Short task:
Transcribe the listing word for word.
## start Dataset extract
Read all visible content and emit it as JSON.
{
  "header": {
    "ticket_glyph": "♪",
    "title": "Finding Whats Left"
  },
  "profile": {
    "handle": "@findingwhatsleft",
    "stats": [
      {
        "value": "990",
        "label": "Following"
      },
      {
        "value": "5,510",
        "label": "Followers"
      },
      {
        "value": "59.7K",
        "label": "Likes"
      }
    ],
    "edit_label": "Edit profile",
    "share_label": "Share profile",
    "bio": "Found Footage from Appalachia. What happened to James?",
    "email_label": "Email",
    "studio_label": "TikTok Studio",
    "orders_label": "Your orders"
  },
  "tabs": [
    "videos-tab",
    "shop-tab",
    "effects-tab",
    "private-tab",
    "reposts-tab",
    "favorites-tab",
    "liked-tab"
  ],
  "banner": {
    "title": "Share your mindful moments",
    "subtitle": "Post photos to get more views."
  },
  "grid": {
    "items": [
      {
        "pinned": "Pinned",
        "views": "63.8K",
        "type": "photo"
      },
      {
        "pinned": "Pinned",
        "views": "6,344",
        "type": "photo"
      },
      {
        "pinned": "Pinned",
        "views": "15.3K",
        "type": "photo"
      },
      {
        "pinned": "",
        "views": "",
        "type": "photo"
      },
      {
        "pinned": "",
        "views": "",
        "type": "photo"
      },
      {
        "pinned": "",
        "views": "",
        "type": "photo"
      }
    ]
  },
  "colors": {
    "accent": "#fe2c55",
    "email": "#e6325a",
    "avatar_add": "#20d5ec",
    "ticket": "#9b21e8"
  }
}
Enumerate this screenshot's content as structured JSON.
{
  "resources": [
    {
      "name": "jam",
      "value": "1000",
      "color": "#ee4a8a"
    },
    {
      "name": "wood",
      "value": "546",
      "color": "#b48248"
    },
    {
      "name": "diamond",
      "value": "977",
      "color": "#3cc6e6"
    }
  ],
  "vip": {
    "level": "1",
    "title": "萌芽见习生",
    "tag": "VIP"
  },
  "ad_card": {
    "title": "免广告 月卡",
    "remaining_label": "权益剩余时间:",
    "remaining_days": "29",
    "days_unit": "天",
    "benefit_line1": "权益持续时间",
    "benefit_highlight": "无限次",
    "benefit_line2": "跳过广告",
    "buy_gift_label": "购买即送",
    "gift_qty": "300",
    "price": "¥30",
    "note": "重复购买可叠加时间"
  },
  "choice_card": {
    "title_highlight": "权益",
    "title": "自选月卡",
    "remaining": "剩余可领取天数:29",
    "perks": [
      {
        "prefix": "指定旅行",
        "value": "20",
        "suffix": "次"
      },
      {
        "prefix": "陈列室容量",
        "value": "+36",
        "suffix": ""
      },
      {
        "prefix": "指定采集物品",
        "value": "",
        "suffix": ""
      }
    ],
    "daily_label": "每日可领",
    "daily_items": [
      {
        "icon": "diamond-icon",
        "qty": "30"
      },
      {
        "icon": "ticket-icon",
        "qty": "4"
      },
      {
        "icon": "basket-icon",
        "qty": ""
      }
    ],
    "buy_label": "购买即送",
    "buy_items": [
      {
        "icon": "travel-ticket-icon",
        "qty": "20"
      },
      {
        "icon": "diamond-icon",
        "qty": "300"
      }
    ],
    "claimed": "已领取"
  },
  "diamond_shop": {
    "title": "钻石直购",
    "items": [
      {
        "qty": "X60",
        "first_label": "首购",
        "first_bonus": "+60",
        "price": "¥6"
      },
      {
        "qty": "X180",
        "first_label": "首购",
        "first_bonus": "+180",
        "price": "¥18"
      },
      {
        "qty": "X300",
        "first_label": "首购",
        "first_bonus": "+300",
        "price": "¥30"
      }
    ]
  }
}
## end Dataset extract
Answer to this problem:
Read all visible content and emit it as JSON.
{
  "header": {
    "ticket_glyph": "♪",
    "title": "Finding Whats Left"
  },
  "profile": {
    "handle": "@findingwhatsleft",
    "stats": [
      {
        "value": "990",
        "label": "Following"
      },
      {
        "value": "5,510",
        "label": "Followers"
      },
      {
        "value": "59.7K",
        "label": "Likes"
      }
    ],
    "edit_label": "Edit profile",
    "share_label": "Share profile",
    "bio": "Found Footage from Appalachia. What happened to James?",
    "email_label": "Email",
    "studio_label": "TikTok Studio",
    "orders_label": "Your orders"
  },
  "tabs": [
    "videos-tab",
    "shop-tab",
    "effects-tab",
    "private-tab",
    "reposts-tab",
    "favorites-tab",
    "liked-tab"
  ],
  "banner": {
    "title": "Share your mindful moments",
    "subtitle": "Post photos to get more views."
  },
  "grid": {
    "items": [
      {
        "pinned": "Pinned",
        "views": "63.8K",
        "type": "photo"
      },
      {
        "pinned": "Pinned",
        "views": "6,344",
        "type": "photo"
      },
      {
        "pinned": "Pinned",
        "views": "15.3K",
        "type": "photo"
      },
      {
        "pinned": "",
        "views": "",
        "type": "photo"
      },
      {
        "pinned": "",
        "views": "",
        "type": "photo"
      },
      {
        "pinned": "",
        "views": "",
        "type": "photo"
      }
    ]
  },
  "colors": {
    "accent": "#fe2c55",
    "email": "#e6325a",
    "avatar_add": "#20d5ec",
    "ticket": "#9b21e8"
  }
}
Enumerate this screenshot's content as structured JSON.
{
  "resources": [
    {
      "name": "jam",
      "value": "1000",
      "color": "#ee4a8a"
    },
    {
      "name": "wood",
      "value": "546",
      "color": "#b48248"
    },
    {
      "name": "diamond",
      "value": "977",
      "color": "#3cc6e6"
    }
  ],
  "vip": {
    "level": "1",
    "title": "萌芽见习生",
    "tag": "VIP"
  },
  "ad_card": {
    "title": "免广告 月卡",
    "remaining_label": "权益剩余时间:",
    "remaining_days": "29",
    "days_unit": "天",
    "benefit_line1": "权益持续时间",
    "benefit_highlight": "无限次",
    "benefit_line2": "跳过广告",
    "buy_gift_label": "购买即送",
    "gift_qty": "300",
    "price": "¥30",
    "note": "重复购买可叠加时间"
  },
  "choice_card": {
    "title_highlight": "权益",
    "title": "自选月卡",
    "remaining": "剩余可领取天数:29",
    "perks": [
      {
        "prefix": "指定旅行",
        "value": "20",
        "suffix": "次"
      },
      {
        "prefix": "陈列室容量",
        "value": "+36",
        "suffix": ""
      },
      {
        "prefix": "指定采集物品",
        "value": "",
        "suffix": ""
      }
    ],
    "daily_label": "每日可领",
    "daily_items": [
      {
        "icon": "diamond-icon",
        "qty": "30"
      },
      {
        "icon": "ticket-icon",
        "qty": "4"
      },
      {
        "icon": "basket-icon",
        "qty": ""
      }
    ],
    "buy_label": "购买即送",
    "buy_items": [
      {
        "icon": "travel-ticket-icon",
        "qty": "20"
      },
      {
        "icon": "diamond-icon",
        "qty": "300"
      }
    ],
    "claimed": "已领取"
  },
  "diamond_shop": {
    "title": "钻石直购",
    "items": [
      {
        "qty": "X60",
        "first_label": "首购",
        "first_bonus": "+60",
        "price": "¥6"
      },
      {
        "qty": "X180",
        "first_label": "首购",
        "first_bonus": "+180",
        "price": "¥18"
      },
      {
        "qty": "X300",
        "first_label": "首购",
        "first_bonus": "+300",
        "price": "¥30"
      }
    ]
  }
}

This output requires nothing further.